- _TASK TO CARRY OUT_: Every line that contains the word "color" should be copied.

Structured figure records:
━━━━━━━━━━━━━━━━━━━━

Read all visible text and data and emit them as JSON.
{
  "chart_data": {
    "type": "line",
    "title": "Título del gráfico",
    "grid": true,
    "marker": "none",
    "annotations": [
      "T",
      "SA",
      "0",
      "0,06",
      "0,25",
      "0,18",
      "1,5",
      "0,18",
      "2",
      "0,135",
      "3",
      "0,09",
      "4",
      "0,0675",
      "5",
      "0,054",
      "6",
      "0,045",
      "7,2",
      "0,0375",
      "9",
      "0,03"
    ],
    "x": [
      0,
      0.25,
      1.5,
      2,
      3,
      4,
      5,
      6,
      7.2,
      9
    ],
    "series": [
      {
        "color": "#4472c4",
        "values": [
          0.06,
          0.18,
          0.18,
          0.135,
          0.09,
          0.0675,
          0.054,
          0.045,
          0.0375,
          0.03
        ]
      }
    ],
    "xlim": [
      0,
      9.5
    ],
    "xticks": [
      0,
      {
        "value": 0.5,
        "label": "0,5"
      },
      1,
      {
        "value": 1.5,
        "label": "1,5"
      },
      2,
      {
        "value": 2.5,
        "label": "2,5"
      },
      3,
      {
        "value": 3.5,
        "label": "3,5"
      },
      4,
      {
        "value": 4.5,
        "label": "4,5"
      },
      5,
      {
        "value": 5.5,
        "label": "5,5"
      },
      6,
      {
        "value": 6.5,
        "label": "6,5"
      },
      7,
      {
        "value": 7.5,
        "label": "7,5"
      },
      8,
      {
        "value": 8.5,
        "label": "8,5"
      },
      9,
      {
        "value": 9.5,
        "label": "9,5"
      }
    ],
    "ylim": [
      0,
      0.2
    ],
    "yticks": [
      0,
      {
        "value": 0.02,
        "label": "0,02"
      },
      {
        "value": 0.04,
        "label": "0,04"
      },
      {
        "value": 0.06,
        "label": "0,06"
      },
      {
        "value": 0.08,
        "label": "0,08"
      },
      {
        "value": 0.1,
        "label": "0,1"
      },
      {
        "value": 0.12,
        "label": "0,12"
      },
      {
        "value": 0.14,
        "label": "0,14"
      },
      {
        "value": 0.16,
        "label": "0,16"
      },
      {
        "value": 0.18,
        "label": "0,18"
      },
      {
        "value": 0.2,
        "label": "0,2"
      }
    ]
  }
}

━━━━━━━━━━━━━━━━━━━━

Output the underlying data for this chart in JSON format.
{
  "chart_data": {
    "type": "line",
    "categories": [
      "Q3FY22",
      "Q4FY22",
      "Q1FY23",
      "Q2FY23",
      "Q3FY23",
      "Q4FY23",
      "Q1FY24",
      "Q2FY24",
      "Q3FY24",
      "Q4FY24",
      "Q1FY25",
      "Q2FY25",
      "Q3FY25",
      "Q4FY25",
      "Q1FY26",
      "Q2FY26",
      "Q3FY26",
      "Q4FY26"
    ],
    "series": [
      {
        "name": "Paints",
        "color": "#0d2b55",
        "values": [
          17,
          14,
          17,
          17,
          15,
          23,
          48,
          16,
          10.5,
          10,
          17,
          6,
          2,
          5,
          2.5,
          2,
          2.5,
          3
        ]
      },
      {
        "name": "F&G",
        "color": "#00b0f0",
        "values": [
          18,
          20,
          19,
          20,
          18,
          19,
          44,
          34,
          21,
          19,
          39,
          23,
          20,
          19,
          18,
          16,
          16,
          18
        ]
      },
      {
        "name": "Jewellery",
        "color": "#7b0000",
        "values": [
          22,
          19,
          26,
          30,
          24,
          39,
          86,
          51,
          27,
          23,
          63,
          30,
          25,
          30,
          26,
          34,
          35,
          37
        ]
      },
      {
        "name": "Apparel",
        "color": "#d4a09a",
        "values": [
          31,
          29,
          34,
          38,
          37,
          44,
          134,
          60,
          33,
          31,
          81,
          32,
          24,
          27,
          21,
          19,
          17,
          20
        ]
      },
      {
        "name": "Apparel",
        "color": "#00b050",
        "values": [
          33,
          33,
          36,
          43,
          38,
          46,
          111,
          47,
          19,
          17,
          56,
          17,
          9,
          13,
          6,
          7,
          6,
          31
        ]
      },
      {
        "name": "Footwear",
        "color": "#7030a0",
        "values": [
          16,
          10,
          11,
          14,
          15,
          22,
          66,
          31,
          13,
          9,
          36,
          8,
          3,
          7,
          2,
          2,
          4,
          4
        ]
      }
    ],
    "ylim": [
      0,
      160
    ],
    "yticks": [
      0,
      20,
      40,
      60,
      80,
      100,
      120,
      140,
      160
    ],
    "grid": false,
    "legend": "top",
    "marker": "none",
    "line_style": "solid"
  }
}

━━━━━━━━━━━━━━━━━━━━

- _RESULT FOR THIS TASK_:
        "color": "#4472c4",
        "color": "#0d2b55",
        "color": "#00b0f0",
        "color": "#7b0000",
        "color": "#d4a09a",
        "color": "#00b050",
        "color": "#7030a0",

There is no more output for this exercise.